• [WHAT YOU SHOULD DO]:
Copy the data from the line that contains "What does this" to its last line, exactly, including both of those lines and leaving out everything before.

• [INPUT FOR THIS TASK]:
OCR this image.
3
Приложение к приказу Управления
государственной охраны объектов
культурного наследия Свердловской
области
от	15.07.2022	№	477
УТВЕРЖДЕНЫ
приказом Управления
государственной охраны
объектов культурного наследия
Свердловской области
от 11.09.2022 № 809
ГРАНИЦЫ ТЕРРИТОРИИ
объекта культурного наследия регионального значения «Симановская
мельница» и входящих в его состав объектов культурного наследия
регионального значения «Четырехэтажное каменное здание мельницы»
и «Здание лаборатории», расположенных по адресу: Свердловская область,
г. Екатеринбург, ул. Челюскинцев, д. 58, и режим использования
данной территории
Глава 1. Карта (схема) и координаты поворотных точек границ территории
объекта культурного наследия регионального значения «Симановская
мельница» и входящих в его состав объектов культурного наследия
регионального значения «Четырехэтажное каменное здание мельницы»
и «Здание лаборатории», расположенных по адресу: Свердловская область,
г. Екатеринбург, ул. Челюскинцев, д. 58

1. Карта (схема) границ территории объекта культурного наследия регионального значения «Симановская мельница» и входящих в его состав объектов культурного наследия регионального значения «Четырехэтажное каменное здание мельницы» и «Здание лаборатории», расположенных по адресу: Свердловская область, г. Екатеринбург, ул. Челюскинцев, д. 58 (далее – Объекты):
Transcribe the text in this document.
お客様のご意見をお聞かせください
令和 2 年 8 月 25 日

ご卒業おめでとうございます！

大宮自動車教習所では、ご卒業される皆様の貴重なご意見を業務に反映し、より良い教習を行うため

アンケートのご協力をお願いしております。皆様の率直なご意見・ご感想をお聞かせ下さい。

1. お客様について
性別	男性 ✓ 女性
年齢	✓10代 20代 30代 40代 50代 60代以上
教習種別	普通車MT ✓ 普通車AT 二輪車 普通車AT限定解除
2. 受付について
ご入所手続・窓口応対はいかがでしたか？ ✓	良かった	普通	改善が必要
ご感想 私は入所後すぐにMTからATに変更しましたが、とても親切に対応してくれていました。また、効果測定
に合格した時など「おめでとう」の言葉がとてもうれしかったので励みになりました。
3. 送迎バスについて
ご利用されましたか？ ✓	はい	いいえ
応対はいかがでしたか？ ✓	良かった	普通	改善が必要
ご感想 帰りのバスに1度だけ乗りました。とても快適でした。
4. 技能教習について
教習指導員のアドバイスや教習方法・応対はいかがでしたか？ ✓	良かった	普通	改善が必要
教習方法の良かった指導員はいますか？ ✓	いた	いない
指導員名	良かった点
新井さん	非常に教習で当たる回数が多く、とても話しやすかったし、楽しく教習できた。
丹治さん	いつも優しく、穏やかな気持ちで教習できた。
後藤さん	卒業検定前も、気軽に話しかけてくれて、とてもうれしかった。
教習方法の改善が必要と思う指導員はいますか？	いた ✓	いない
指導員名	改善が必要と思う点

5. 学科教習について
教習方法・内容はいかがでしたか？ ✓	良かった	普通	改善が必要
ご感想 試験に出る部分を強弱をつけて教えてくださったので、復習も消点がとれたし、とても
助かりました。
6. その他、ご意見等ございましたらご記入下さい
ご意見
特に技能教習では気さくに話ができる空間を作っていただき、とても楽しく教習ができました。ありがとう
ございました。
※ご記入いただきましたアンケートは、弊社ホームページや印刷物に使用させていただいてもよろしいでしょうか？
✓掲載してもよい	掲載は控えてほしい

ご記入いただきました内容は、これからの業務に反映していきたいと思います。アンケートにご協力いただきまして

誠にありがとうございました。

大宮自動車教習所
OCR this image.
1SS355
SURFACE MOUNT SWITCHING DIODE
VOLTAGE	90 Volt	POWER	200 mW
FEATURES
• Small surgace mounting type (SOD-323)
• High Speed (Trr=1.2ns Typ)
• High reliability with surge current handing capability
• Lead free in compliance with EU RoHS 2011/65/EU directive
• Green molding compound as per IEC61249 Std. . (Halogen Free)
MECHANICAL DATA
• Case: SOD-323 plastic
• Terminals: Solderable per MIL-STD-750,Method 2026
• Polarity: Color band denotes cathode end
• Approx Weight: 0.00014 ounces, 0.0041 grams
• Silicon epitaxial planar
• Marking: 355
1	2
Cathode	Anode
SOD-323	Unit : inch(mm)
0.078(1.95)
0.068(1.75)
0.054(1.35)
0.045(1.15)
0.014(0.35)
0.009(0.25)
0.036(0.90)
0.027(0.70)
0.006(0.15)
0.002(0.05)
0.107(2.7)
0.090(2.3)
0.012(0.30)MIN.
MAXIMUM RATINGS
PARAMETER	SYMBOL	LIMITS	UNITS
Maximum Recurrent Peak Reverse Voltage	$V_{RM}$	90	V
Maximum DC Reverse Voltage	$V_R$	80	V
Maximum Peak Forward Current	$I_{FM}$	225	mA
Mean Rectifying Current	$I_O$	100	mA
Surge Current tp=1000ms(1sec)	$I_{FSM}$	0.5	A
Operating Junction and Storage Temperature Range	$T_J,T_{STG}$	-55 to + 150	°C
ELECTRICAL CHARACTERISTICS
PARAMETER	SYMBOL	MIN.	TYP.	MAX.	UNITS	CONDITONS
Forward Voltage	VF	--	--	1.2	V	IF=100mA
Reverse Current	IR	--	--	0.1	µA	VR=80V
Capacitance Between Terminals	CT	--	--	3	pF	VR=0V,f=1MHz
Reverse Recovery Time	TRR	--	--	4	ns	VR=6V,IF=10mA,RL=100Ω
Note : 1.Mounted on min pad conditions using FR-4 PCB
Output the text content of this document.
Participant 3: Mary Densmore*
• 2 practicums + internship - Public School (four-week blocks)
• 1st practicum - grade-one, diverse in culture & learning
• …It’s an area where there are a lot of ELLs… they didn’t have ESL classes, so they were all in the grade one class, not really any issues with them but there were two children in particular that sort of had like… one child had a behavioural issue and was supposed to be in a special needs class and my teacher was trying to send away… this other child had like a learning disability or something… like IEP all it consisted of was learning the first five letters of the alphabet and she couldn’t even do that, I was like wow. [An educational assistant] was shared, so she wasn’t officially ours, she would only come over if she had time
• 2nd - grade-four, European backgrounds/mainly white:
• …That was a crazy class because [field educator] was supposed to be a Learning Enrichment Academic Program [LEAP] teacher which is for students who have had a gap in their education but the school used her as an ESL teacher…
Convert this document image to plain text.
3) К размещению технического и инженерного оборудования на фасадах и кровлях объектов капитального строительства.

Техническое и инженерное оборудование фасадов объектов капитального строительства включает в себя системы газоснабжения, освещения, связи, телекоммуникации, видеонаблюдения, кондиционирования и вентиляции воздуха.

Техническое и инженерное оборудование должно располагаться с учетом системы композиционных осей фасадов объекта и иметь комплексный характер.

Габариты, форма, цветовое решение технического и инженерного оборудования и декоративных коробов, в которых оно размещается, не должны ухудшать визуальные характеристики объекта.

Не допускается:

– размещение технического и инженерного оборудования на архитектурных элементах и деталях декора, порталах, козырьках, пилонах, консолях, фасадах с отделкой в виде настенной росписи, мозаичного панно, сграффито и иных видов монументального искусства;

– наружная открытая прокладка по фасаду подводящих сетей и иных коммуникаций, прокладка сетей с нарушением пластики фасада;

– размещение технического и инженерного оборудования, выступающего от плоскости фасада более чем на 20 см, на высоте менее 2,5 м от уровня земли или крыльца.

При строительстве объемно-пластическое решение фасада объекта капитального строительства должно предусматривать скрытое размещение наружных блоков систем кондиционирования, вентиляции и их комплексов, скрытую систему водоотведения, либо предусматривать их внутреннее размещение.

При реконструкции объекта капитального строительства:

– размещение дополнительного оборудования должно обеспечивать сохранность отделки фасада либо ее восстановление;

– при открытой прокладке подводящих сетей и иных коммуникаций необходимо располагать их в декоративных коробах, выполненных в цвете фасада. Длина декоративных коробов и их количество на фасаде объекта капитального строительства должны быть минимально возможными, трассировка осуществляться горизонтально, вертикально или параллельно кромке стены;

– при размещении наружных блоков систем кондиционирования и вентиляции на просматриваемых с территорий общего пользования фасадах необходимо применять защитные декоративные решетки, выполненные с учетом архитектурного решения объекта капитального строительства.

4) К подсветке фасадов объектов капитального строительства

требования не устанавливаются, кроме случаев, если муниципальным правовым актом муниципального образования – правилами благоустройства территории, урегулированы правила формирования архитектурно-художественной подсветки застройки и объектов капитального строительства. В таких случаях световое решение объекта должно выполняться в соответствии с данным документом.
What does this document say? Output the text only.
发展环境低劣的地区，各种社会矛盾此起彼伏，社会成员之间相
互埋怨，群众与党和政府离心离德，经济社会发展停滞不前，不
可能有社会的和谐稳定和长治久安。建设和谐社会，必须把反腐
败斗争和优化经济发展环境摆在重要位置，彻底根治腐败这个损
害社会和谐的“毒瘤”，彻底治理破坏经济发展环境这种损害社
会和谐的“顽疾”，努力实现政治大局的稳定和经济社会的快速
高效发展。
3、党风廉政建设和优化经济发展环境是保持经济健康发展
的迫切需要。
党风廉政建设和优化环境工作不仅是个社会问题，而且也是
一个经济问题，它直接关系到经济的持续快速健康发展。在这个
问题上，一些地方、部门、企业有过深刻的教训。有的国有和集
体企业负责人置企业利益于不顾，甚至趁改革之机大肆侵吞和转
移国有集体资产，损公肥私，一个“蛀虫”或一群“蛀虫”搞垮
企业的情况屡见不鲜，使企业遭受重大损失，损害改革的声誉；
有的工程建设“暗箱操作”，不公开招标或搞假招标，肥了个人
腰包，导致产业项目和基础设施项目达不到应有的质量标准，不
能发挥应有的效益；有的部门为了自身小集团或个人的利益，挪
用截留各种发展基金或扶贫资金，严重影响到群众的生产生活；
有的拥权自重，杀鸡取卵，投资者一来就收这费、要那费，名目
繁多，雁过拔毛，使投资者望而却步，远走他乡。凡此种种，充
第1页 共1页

• [WRITTEN REPLY]:
What does this document say? Output the text only.
发展环境低劣的地区，各种社会矛盾此起彼伏，社会成员之间相
互埋怨，群众与党和政府离心离德，经济社会发展停滞不前，不
可能有社会的和谐稳定和长治久安。建设和谐社会，必须把反腐
败斗争和优化经济发展环境摆在重要位置，彻底根治腐败这个损
害社会和谐的“毒瘤”，彻底治理破坏经济发展环境这种损害社
会和谐的“顽疾”，努力实现政治大局的稳定和经济社会的快速
高效发展。
3、党风廉政建设和优化经济发展环境是保持经济健康发展
的迫切需要。
党风廉政建设和优化环境工作不仅是个社会问题，而且也是
一个经济问题，它直接关系到经济的持续快速健康发展。在这个
问题上，一些地方、部门、企业有过深刻的教训。有的国有和集
体企业负责人置企业利益于不顾，甚至趁改革之机大肆侵吞和转
移国有集体资产，损公肥私，一个“蛀虫”或一群“蛀虫”搞垮
企业的情况屡见不鲜，使企业遭受重大损失，损害改革的声誉；
有的工程建设“暗箱操作”，不公开招标或搞假招标，肥了个人
腰包，导致产业项目和基础设施项目达不到应有的质量标准，不
能发挥应有的效益；有的部门为了自身小集团或个人的利益，挪
用截留各种发展基金或扶贫资金，严重影响到群众的生产生活；
有的拥权自重，杀鸡取卵，投资者一来就收这费、要那费，名目
繁多，雁过拔毛，使投资者望而却步，远走他乡。凡此种种，充
第1页 共1页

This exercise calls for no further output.